··· Entries supplied

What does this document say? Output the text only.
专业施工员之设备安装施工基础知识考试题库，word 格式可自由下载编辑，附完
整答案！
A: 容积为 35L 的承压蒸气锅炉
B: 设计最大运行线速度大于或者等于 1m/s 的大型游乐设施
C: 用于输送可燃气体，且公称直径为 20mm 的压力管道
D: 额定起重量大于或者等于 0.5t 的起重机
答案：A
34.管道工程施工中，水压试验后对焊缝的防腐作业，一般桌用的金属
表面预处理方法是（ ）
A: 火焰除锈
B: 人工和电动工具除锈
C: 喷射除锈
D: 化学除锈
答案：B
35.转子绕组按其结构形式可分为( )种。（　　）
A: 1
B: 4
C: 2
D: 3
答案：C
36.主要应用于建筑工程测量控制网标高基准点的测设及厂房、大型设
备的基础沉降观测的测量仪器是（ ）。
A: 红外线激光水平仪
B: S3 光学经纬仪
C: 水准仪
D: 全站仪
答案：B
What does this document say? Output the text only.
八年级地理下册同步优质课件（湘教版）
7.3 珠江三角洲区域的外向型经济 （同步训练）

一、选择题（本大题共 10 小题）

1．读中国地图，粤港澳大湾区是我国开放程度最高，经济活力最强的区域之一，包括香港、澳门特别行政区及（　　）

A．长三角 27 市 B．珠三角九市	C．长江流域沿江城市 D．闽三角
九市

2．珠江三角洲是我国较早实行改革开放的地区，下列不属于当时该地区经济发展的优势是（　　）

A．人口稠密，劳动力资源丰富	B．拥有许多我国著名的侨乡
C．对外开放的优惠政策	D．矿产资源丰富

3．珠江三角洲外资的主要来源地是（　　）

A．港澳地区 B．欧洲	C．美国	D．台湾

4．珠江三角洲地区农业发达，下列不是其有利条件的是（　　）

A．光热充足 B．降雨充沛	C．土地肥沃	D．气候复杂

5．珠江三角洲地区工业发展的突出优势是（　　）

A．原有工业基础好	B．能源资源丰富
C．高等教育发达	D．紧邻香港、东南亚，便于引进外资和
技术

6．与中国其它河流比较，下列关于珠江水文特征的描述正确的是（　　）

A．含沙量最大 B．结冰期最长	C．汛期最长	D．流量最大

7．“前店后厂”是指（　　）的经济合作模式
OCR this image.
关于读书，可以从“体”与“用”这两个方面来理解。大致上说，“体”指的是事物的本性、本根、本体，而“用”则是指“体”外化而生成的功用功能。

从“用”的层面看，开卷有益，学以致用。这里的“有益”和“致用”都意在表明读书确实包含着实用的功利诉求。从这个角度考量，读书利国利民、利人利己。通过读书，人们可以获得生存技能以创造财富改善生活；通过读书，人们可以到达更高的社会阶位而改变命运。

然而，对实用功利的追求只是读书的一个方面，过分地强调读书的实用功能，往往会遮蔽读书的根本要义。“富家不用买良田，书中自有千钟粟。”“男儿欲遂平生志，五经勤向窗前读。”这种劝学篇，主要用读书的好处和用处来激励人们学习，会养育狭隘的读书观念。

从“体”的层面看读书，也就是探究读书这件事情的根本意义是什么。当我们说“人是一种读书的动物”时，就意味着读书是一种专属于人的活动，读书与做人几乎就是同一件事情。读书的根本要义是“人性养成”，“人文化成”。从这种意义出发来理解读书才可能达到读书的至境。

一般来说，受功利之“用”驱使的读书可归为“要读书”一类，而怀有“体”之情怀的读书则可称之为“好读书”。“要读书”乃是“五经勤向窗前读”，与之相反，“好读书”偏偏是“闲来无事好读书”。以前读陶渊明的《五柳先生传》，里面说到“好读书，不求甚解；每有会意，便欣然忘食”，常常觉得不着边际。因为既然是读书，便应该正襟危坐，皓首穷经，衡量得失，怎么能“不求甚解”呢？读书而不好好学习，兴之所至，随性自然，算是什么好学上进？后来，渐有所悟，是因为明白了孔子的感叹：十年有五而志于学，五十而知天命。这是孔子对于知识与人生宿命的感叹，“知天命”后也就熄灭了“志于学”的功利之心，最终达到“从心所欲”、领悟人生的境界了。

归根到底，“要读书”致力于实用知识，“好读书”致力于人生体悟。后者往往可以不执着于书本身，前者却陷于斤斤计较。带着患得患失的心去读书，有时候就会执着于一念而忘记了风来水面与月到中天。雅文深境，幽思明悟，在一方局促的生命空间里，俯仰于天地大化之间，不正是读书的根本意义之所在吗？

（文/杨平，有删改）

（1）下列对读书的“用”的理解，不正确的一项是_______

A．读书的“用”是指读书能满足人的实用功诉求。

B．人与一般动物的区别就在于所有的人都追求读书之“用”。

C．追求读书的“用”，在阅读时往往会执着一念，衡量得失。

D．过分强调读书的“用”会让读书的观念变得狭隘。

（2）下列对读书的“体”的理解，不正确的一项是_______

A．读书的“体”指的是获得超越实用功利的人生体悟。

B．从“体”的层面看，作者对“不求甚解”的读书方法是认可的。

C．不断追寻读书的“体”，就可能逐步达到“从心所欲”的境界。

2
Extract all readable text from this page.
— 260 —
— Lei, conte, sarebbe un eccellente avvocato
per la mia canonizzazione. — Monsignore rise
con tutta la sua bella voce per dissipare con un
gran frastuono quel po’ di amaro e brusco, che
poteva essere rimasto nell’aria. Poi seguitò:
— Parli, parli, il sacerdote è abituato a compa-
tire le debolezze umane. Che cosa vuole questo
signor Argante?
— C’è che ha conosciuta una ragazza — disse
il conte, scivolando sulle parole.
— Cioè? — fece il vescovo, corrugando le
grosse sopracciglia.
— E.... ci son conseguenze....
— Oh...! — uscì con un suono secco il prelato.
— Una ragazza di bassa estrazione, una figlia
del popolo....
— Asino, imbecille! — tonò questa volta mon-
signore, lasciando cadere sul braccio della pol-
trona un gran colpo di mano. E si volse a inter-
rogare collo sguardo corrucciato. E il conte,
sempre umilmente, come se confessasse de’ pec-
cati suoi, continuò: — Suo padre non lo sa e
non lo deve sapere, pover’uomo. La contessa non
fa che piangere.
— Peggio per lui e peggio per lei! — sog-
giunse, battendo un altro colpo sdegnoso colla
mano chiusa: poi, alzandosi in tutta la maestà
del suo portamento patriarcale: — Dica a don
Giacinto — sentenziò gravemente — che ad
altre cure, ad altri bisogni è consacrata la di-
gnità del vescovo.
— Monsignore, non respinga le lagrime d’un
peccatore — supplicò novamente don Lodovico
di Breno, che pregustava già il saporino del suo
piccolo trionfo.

······

# Your goal:
Using the exact wording, write out all of the records.

# Response to this exercise:
What does this document say? Output the text only.
专业施工员之设备安装施工基础知识考试题库，word 格式可自由下载编辑，附完
整答案！
A: 容积为 35L 的承压蒸气锅炉
B: 设计最大运行线速度大于或者等于 1m/s 的大型游乐设施
C: 用于输送可燃气体，且公称直径为 20mm 的压力管道
D: 额定起重量大于或者等于 0.5t 的起重机
答案：A
34.管道工程施工中，水压试验后对焊缝的防腐作业，一般桌用的金属
表面预处理方法是（ ）
A: 火焰除锈
B: 人工和电动工具除锈
C: 喷射除锈
D: 化学除锈
答案：B
35.转子绕组按其结构形式可分为( )种。（　　）
A: 1
B: 4
C: 2
D: 3
答案：C
36.主要应用于建筑工程测量控制网标高基准点的测设及厂房、大型设
备的基础沉降观测的测量仪器是（ ）。
A: 红外线激光水平仪
B: S3 光学经纬仪
C: 水准仪
D: 全站仪
答案：B
What does this document say? Output the text only.
八年级地理下册同步优质课件（湘教版）
7.3 珠江三角洲区域的外向型经济 （同步训练）

一、选择题（本大题共 10 小题）

1．读中国地图，粤港澳大湾区是我国开放程度最高，经济活力最强的区域之一，包括香港、澳门特别行政区及（　　）

A．长三角 27 市 B．珠三角九市	C．长江流域沿江城市 D．闽三角
九市

2．珠江三角洲是我国较早实行改革开放的地区，下列不属于当时该地区经济发展的优势是（　　）

A．人口稠密，劳动力资源丰富	B．拥有许多我国著名的侨乡
C．对外开放的优惠政策	D．矿产资源丰富

3．珠江三角洲外资的主要来源地是（　　）

A．港澳地区 B．欧洲	C．美国	D．台湾

4．珠江三角洲地区农业发达，下列不是其有利条件的是（　　）

A．光热充足 B．降雨充沛	C．土地肥沃	D．气候复杂

5．珠江三角洲地区工业发展的突出优势是（　　）

A．原有工业基础好	B．能源资源丰富
C．高等教育发达	D．紧邻香港、东南亚，便于引进外资和
技术

6．与中国其它河流比较，下列关于珠江水文特征的描述正确的是（　　）

A．含沙量最大 B．结冰期最长	C．汛期最长	D．流量最大

7．“前店后厂”是指（　　）的经济合作模式
OCR this image.
关于读书，可以从“体”与“用”这两个方面来理解。大致上说，“体”指的是事物的本性、本根、本体，而“用”则是指“体”外化而生成的功用功能。

从“用”的层面看，开卷有益，学以致用。这里的“有益”和“致用”都意在表明读书确实包含着实用的功利诉求。从这个角度考量，读书利国利民、利人利己。通过读书，人们可以获得生存技能以创造财富改善生活；通过读书，人们可以到达更高的社会阶位而改变命运。

然而，对实用功利的追求只是读书的一个方面，过分地强调读书的实用功能，往往会遮蔽读书的根本要义。“富家不用买良田，书中自有千钟粟。”“男儿欲遂平生志，五经勤向窗前读。”这种劝学篇，主要用读书的好处和用处来激励人们学习，会养育狭隘的读书观念。

从“体”的层面看读书，也就是探究读书这件事情的根本意义是什么。当我们说“人是一种读书的动物”时，就意味着读书是一种专属于人的活动，读书与做人几乎就是同一件事情。读书的根本要义是“人性养成”，“人文化成”。从这种意义出发来理解读书才可能达到读书的至境。

一般来说，受功利之“用”驱使的读书可归为“要读书”一类，而怀有“体”之情怀的读书则可称之为“好读书”。“要读书”乃是“五经勤向窗前读”，与之相反，“好读书”偏偏是“闲来无事好读书”。以前读陶渊明的《五柳先生传》，里面说到“好读书，不求甚解；每有会意，便欣然忘食”，常常觉得不着边际。因为既然是读书，便应该正襟危坐，皓首穷经，衡量得失，怎么能“不求甚解”呢？读书而不好好学习，兴之所至，随性自然，算是什么好学上进？后来，渐有所悟，是因为明白了孔子的感叹：十年有五而志于学，五十而知天命。这是孔子对于知识与人生宿命的感叹，“知天命”后也就熄灭了“志于学”的功利之心，最终达到“从心所欲”、领悟人生的境界了。

归根到底，“要读书”致力于实用知识，“好读书”致力于人生体悟。后者往往可以不执着于书本身，前者却陷于斤斤计较。带着患得患失的心去读书，有时候就会执着于一念而忘记了风来水面与月到中天。雅文深境，幽思明悟，在一方局促的生命空间里，俯仰于天地大化之间，不正是读书的根本意义之所在吗？

（文/杨平，有删改）

（1）下列对读书的“用”的理解，不正确的一项是_______

A．读书的“用”是指读书能满足人的实用功诉求。

B．人与一般动物的区别就在于所有的人都追求读书之“用”。

C．追求读书的“用”，在阅读时往往会执着一念，衡量得失。

D．过分强调读书的“用”会让读书的观念变得狭隘。

（2）下列对读书的“体”的理解，不正确的一项是_______

A．读书的“体”指的是获得超越实用功利的人生体悟。

B．从“体”的层面看，作者对“不求甚解”的读书方法是认可的。

C．不断追寻读书的“体”，就可能逐步达到“从心所欲”的境界。

2
Extract all readable text from this page.
— 260 —
— Lei, conte, sarebbe un eccellente avvocato
per la mia canonizzazione. — Monsignore rise
con tutta la sua bella voce per dissipare con un
gran frastuono quel po’ di amaro e brusco, che
poteva essere rimasto nell’aria. Poi seguitò:
— Parli, parli, il sacerdote è abituato a compa-
tire le debolezze umane. Che cosa vuole questo
signor Argante?
— C’è che ha conosciuta una ragazza — disse
il conte, scivolando sulle parole.
— Cioè? — fece il vescovo, corrugando le
grosse sopracciglia.
— E.... ci son conseguenze....
— Oh...! — uscì con un suono secco il prelato.
— Una ragazza di bassa estrazione, una figlia
del popolo....
— Asino, imbecille! — tonò questa volta mon-
signore, lasciando cadere sul braccio della pol-
trona un gran colpo di mano. E si volse a inter-
rogare collo sguardo corrucciato. E il conte,
sempre umilmente, come se confessasse de’ pec-
cati suoi, continuò: — Suo padre non lo sa e
non lo deve sapere, pover’uomo. La contessa non
fa che piangere.
— Peggio per lui e peggio per lei! — sog-
giunse, battendo un altro colpo sdegnoso colla
mano chiusa: poi, alzandosi in tutta la maestà
del suo portamento patriarcale: — Dica a don
Giacinto — sentenziò gravemente — che ad
altre cure, ad altri bisogni è consacrata la di-
gnità del vescovo.
— Monsignore, non respinga le lagrime d’un
peccatore — supplicò novamente don Lodovico
di Breno, che pregustava già il saporino del suo
piccolo trionfo.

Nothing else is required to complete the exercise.